"""

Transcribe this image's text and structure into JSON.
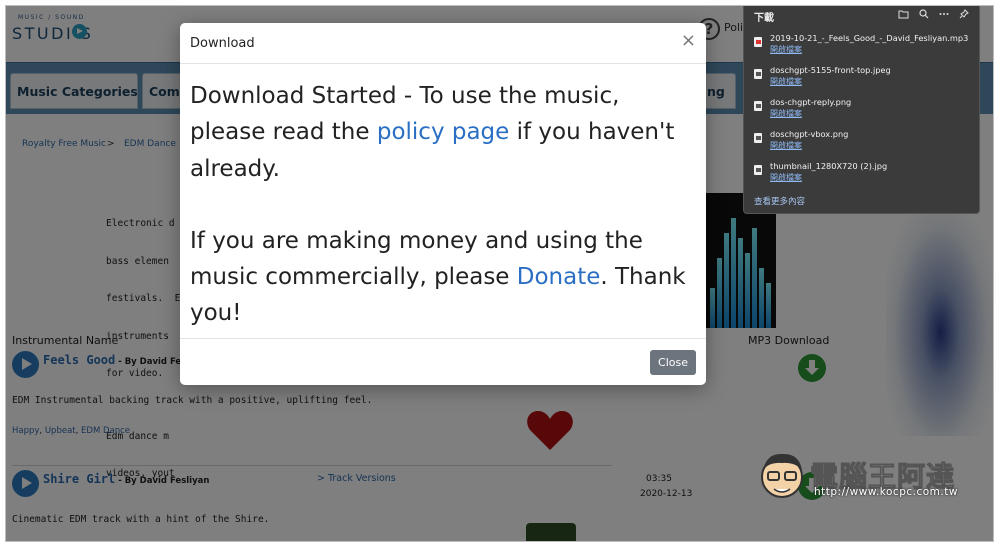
{
  "site": {
    "logo_top": "MUSIC / SOUND",
    "logo_main": "STUDI S",
    "help_label": "Poli",
    "nav_tabs": [
      "Music Categories",
      "Comm",
      "ng"
    ],
    "breadcrumb": [
      "Royalty Free Music",
      ">",
      "EDM Dance"
    ],
    "intro_lines": [
      "Electronic d",
      "bass elemen",
      "festivals.  E",
      "instruments",
      "for video.",
      "",
      "Edm dance m",
      "videos, yout"
    ],
    "col_instrumental": "Instrumental Name",
    "col_mp3": "MP3 Download"
  },
  "tracks": [
    {
      "title": "Feels Good",
      "by": " - By David Fe",
      "desc": "EDM Instrumental backing track with a positive, uplifting feel.",
      "tags": [
        "Happy",
        "Upbeat",
        "EDM Dance"
      ]
    },
    {
      "title": "Shire Girl",
      "by": " - By David Fesliyan",
      "versions": "> Track Versions",
      "duration": "03:35",
      "date": "2020-12-13",
      "desc": "Cinematic EDM track with a hint of the Shire."
    }
  ],
  "modal": {
    "title": "Download",
    "close_x": "×",
    "body_part1": "Download Started - To use the music, please read the ",
    "policy_link": "policy page",
    "body_part2": " if you haven't already.",
    "body_part3": "If you are making money and using the music commercially, please ",
    "donate_link": "Donate",
    "body_part4": ". Thank you!",
    "close_button": "Close"
  },
  "downloads": {
    "title": "下載",
    "tool_icons": [
      "folder-icon",
      "search-icon",
      "more-icon",
      "pin-icon"
    ],
    "items": [
      {
        "name": "2019-10-21_-_Feels_Good_-_David_Fesliyan.mp3",
        "action": "開啟檔案",
        "type": "pdf"
      },
      {
        "name": "doschgpt-5155-front-top.jpeg",
        "action": "開啟檔案",
        "type": "img"
      },
      {
        "name": "dos-chgpt-reply.png",
        "action": "開啟檔案",
        "type": "img"
      },
      {
        "name": "doschgpt-vbox.png",
        "action": "開啟檔案",
        "type": "img"
      },
      {
        "name": "thumbnail_1280X720 (2).jpg",
        "action": "開啟檔案",
        "type": "img"
      }
    ],
    "more": "查看更多內容"
  },
  "watermark": {
    "text": "電腦王阿達",
    "url": "http://www.kocpc.com.tw"
  },
  "colors": {
    "nav": "#5c90b5",
    "link": "#2a6fc4",
    "close_button": "#6c757d",
    "panel": "#3b3b3b"
  }
}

"""

▶ [BRIEF] Say how many lines in the records hold "doschgpt", with the number as the whole reply.

▶ [CORRECT OUTPUT] 2